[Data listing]
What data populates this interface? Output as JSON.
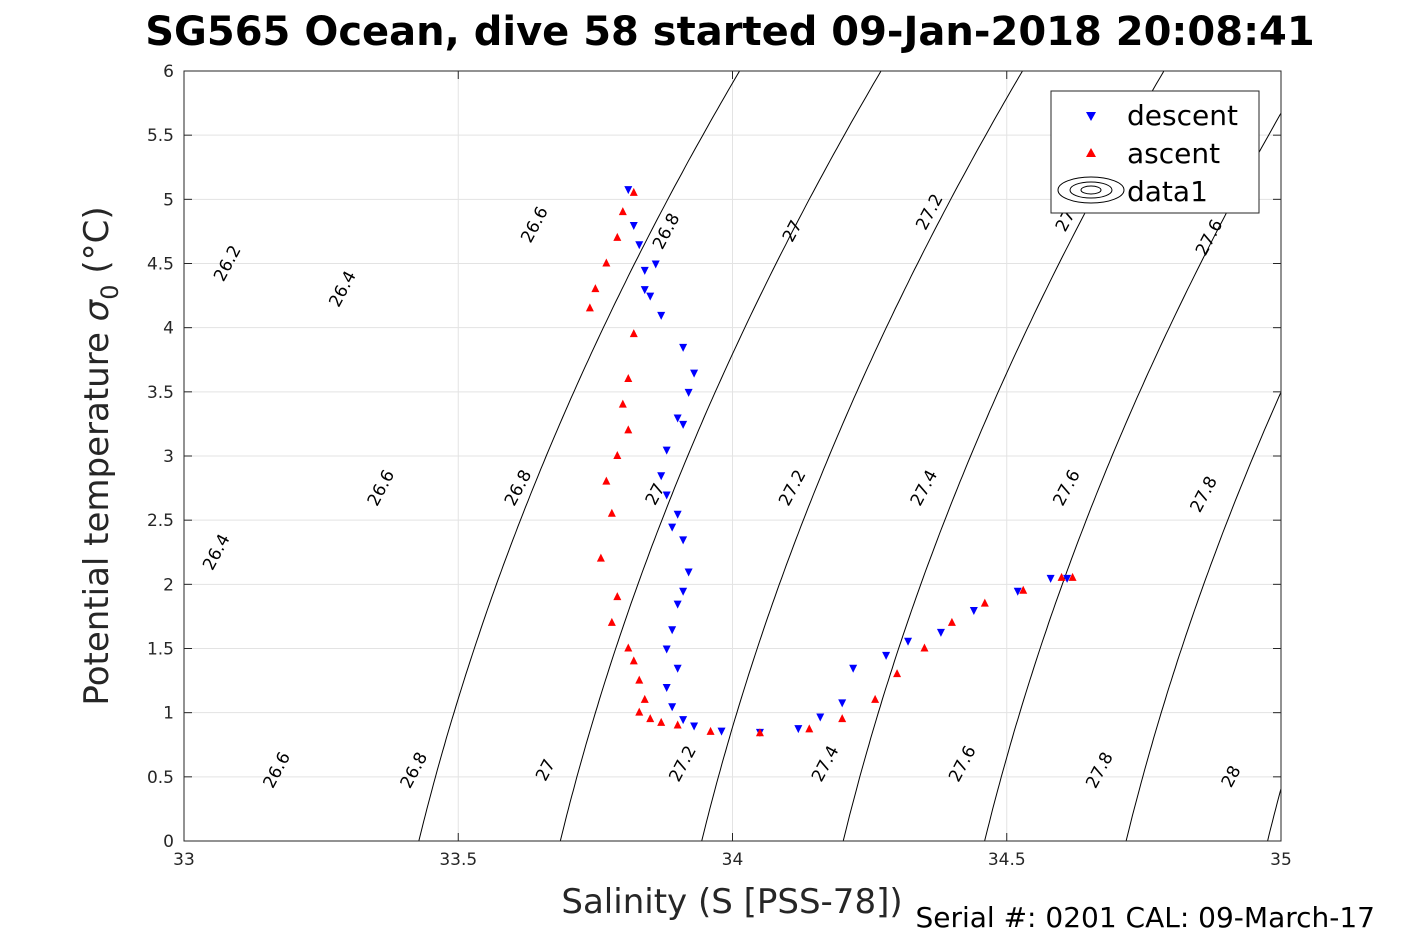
{
  "chart_data": {
    "type": "scatter",
    "title": "SG565 Ocean, dive 58 started 09-Jan-2018 20:08:41",
    "xlabel": "Salinity (S [PSS-78])",
    "ylabel_main": "Potential temperature ",
    "ylabel_sigma": "σ",
    "ylabel_sub": "0",
    "ylabel_unit": " (°C)",
    "xlim": [
      33,
      35
    ],
    "ylim": [
      0,
      6
    ],
    "xticks": [
      33,
      33.5,
      34,
      34.5,
      35
    ],
    "xtick_labels": [
      "33",
      "33.5",
      "34",
      "34.5",
      "35"
    ],
    "yticks": [
      0,
      0.5,
      1,
      1.5,
      2,
      2.5,
      3,
      3.5,
      4,
      4.5,
      5,
      5.5,
      6
    ],
    "ytick_labels": [
      "0",
      "0.5",
      "1",
      "1.5",
      "2",
      "2.5",
      "3",
      "3.5",
      "4",
      "4.5",
      "5",
      "5.5",
      "6"
    ],
    "grid": true,
    "legend_position": "top-right",
    "legend": [
      "descent",
      "ascent",
      "data1"
    ],
    "contours": {
      "levels": [
        26.2,
        26.4,
        26.6,
        26.8,
        27,
        27.2,
        27.4,
        27.6,
        27.8,
        28
      ],
      "labels": [
        {
          "text": "26.2",
          "s": 33.08,
          "t": 4.5
        },
        {
          "text": "26.4",
          "s": 33.29,
          "t": 4.3
        },
        {
          "text": "26.6",
          "s": 33.64,
          "t": 4.8
        },
        {
          "text": "26.8",
          "s": 33.88,
          "t": 4.75
        },
        {
          "text": "27",
          "s": 34.11,
          "t": 4.75
        },
        {
          "text": "27.2",
          "s": 34.36,
          "t": 4.9
        },
        {
          "text": "27.",
          "s": 34.61,
          "t": 4.85
        },
        {
          "text": "27.6",
          "s": 34.87,
          "t": 4.7
        },
        {
          "text": "26.4",
          "s": 33.06,
          "t": 2.25
        },
        {
          "text": "26.6",
          "s": 33.36,
          "t": 2.75
        },
        {
          "text": "26.8",
          "s": 33.61,
          "t": 2.75
        },
        {
          "text": "27",
          "s": 33.86,
          "t": 2.7
        },
        {
          "text": "27.2",
          "s": 34.11,
          "t": 2.75
        },
        {
          "text": "27.4",
          "s": 34.35,
          "t": 2.75
        },
        {
          "text": "27.6",
          "s": 34.61,
          "t": 2.75
        },
        {
          "text": "27.8",
          "s": 34.86,
          "t": 2.7
        },
        {
          "text": "26.6",
          "s": 33.17,
          "t": 0.55
        },
        {
          "text": "26.8",
          "s": 33.42,
          "t": 0.55
        },
        {
          "text": "27",
          "s": 33.66,
          "t": 0.55
        },
        {
          "text": "27.2",
          "s": 33.91,
          "t": 0.6
        },
        {
          "text": "27.4",
          "s": 34.17,
          "t": 0.6
        },
        {
          "text": "27.6",
          "s": 34.42,
          "t": 0.6
        },
        {
          "text": "27.8",
          "s": 34.67,
          "t": 0.55
        },
        {
          "text": "28",
          "s": 34.91,
          "t": 0.5
        }
      ]
    },
    "series": [
      {
        "name": "descent",
        "marker": "triangle-down",
        "color": "#0000ff",
        "x": [
          33.81,
          33.82,
          33.83,
          33.84,
          33.86,
          33.84,
          33.85,
          33.87,
          33.91,
          33.93,
          33.92,
          33.9,
          33.91,
          33.88,
          33.87,
          33.88,
          33.9,
          33.89,
          33.91,
          33.92,
          33.91,
          33.9,
          33.89,
          33.88,
          33.9,
          33.88,
          33.89,
          33.91,
          33.93,
          33.98,
          34.05,
          34.12,
          34.16,
          34.2,
          34.22,
          34.28,
          34.32,
          34.38,
          34.44,
          34.52,
          34.58,
          34.61
        ],
        "y": [
          5.08,
          4.8,
          4.65,
          4.45,
          4.5,
          4.3,
          4.25,
          4.1,
          3.85,
          3.65,
          3.5,
          3.3,
          3.25,
          3.05,
          2.85,
          2.7,
          2.55,
          2.45,
          2.35,
          2.1,
          1.95,
          1.85,
          1.65,
          1.5,
          1.35,
          1.2,
          1.05,
          0.95,
          0.9,
          0.86,
          0.85,
          0.88,
          0.97,
          1.08,
          1.35,
          1.45,
          1.56,
          1.63,
          1.8,
          1.95,
          2.05,
          2.05
        ]
      },
      {
        "name": "ascent",
        "marker": "triangle-up",
        "color": "#ff0000",
        "x": [
          33.82,
          33.8,
          33.79,
          33.77,
          33.75,
          33.74,
          33.82,
          33.81,
          33.8,
          33.81,
          33.79,
          33.77,
          33.78,
          33.76,
          33.79,
          33.78,
          33.81,
          33.82,
          33.83,
          33.84,
          33.83,
          33.85,
          33.87,
          33.9,
          33.96,
          34.05,
          34.14,
          34.2,
          34.26,
          34.3,
          34.35,
          34.4,
          34.46,
          34.53,
          34.6,
          34.62
        ],
        "y": [
          5.05,
          4.9,
          4.7,
          4.5,
          4.3,
          4.15,
          3.95,
          3.6,
          3.4,
          3.2,
          3.0,
          2.8,
          2.55,
          2.2,
          1.9,
          1.7,
          1.5,
          1.4,
          1.25,
          1.1,
          1.0,
          0.95,
          0.92,
          0.9,
          0.85,
          0.84,
          0.87,
          0.95,
          1.1,
          1.3,
          1.5,
          1.7,
          1.85,
          1.95,
          2.05,
          2.05
        ]
      }
    ]
  },
  "footer": {
    "serial": "Serial #: 0201  CAL: 09-March-17"
  }
}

**Task objective:** Leave the pictures out and reproduce each record exactly as written.

**Correct result:**
What data populates this interface? Output as JSON.
{
  "chart_data": {
    "type": "scatter",
    "title": "SG565 Ocean, dive 58 started 09-Jan-2018 20:08:41",
    "xlabel": "Salinity (S [PSS-78])",
    "ylabel_main": "Potential temperature ",
    "ylabel_sigma": "σ",
    "ylabel_sub": "0",
    "ylabel_unit": " (°C)",
    "xlim": [
      33,
      35
    ],
    "ylim": [
      0,
      6
    ],
    "xticks": [
      33,
      33.5,
      34,
      34.5,
      35
    ],
    "xtick_labels": [
      "33",
      "33.5",
      "34",
      "34.5",
      "35"
    ],
    "yticks": [
      0,
      0.5,
      1,
      1.5,
      2,
      2.5,
      3,
      3.5,
      4,
      4.5,
      5,
      5.5,
      6
    ],
    "ytick_labels": [
      "0",
      "0.5",
      "1",
      "1.5",
      "2",
      "2.5",
      "3",
      "3.5",
      "4",
      "4.5",
      "5",
      "5.5",
      "6"
    ],
    "grid": true,
    "legend_position": "top-right",
    "legend": [
      "descent",
      "ascent",
      "data1"
    ],
    "contours": {
      "levels": [
        26.2,
        26.4,
        26.6,
        26.8,
        27,
        27.2,
        27.4,
        27.6,
        27.8,
        28
      ],
      "labels": [
        {
          "text": "26.2",
          "s": 33.08,
          "t": 4.5
        },
        {
          "text": "26.4",
          "s": 33.29,
          "t": 4.3
        },
        {
          "text": "26.6",
          "s": 33.64,
          "t": 4.8
        },
        {
          "text": "26.8",
          "s": 33.88,
          "t": 4.75
        },
        {
          "text": "27",
          "s": 34.11,
          "t": 4.75
        },
        {
          "text": "27.2",
          "s": 34.36,
          "t": 4.9
        },
        {
          "text": "27.",
          "s": 34.61,
          "t": 4.85
        },
        {
          "text": "27.6",
          "s": 34.87,
          "t": 4.7
        },
        {
          "text": "26.4",
          "s": 33.06,
          "t": 2.25
        },
        {
          "text": "26.6",
          "s": 33.36,
          "t": 2.75
        },
        {
          "text": "26.8",
          "s": 33.61,
          "t": 2.75
        },
        {
          "text": "27",
          "s": 33.86,
          "t": 2.7
        },
        {
          "text": "27.2",
          "s": 34.11,
          "t": 2.75
        },
        {
          "text": "27.4",
          "s": 34.35,
          "t": 2.75
        },
        {
          "text": "27.6",
          "s": 34.61,
          "t": 2.75
        },
        {
          "text": "27.8",
          "s": 34.86,
          "t": 2.7
        },
        {
          "text": "26.6",
          "s": 33.17,
          "t": 0.55
        },
        {
          "text": "26.8",
          "s": 33.42,
          "t": 0.55
        },
        {
          "text": "27",
          "s": 33.66,
          "t": 0.55
        },
        {
          "text": "27.2",
          "s": 33.91,
          "t": 0.6
        },
        {
          "text": "27.4",
          "s": 34.17,
          "t": 0.6
        },
        {
          "text": "27.6",
          "s": 34.42,
          "t": 0.6
        },
        {
          "text": "27.8",
          "s": 34.67,
          "t": 0.55
        },
        {
          "text": "28",
          "s": 34.91,
          "t": 0.5
        }
      ]
    },
    "series": [
      {
        "name": "descent",
        "marker": "triangle-down",
        "color": "#0000ff",
        "x": [
          33.81,
          33.82,
          33.83,
          33.84,
          33.86,
          33.84,
          33.85,
          33.87,
          33.91,
          33.93,
          33.92,
          33.9,
          33.91,
          33.88,
          33.87,
          33.88,
          33.9,
          33.89,
          33.91,
          33.92,
          33.91,
          33.9,
          33.89,
          33.88,
          33.9,
          33.88,
          33.89,
          33.91,
          33.93,
          33.98,
          34.05,
          34.12,
          34.16,
          34.2,
          34.22,
          34.28,
          34.32,
          34.38,
          34.44,
          34.52,
          34.58,
          34.61
        ],
        "y": [
          5.08,
          4.8,
          4.65,
          4.45,
          4.5,
          4.3,
          4.25,
          4.1,
          3.85,
          3.65,
          3.5,
          3.3,
          3.25,
          3.05,
          2.85,
          2.7,
          2.55,
          2.45,
          2.35,
          2.1,
          1.95,
          1.85,
          1.65,
          1.5,
          1.35,
          1.2,
          1.05,
          0.95,
          0.9,
          0.86,
          0.85,
          0.88,
          0.97,
          1.08,
          1.35,
          1.45,
          1.56,
          1.63,
          1.8,
          1.95,
          2.05,
          2.05
        ]
      },
      {
        "name": "ascent",
        "marker": "triangle-up",
        "color": "#ff0000",
        "x": [
          33.82,
          33.8,
          33.79,
          33.77,
          33.75,
          33.74,
          33.82,
          33.81,
          33.8,
          33.81,
          33.79,
          33.77,
          33.78,
          33.76,
          33.79,
          33.78,
          33.81,
          33.82,
          33.83,
          33.84,
          33.83,
          33.85,
          33.87,
          33.9,
          33.96,
          34.05,
          34.14,
          34.2,
          34.26,
          34.3,
          34.35,
          34.4,
          34.46,
          34.53,
          34.6,
          34.62
        ],
        "y": [
          5.05,
          4.9,
          4.7,
          4.5,
          4.3,
          4.15,
          3.95,
          3.6,
          3.4,
          3.2,
          3.0,
          2.8,
          2.55,
          2.2,
          1.9,
          1.7,
          1.5,
          1.4,
          1.25,
          1.1,
          1.0,
          0.95,
          0.92,
          0.9,
          0.85,
          0.84,
          0.87,
          0.95,
          1.1,
          1.3,
          1.5,
          1.7,
          1.85,
          1.95,
          2.05,
          2.05
        ]
      }
    ]
  },
  "footer": {
    "serial": "Serial #: 0201  CAL: 09-March-17"
  }
}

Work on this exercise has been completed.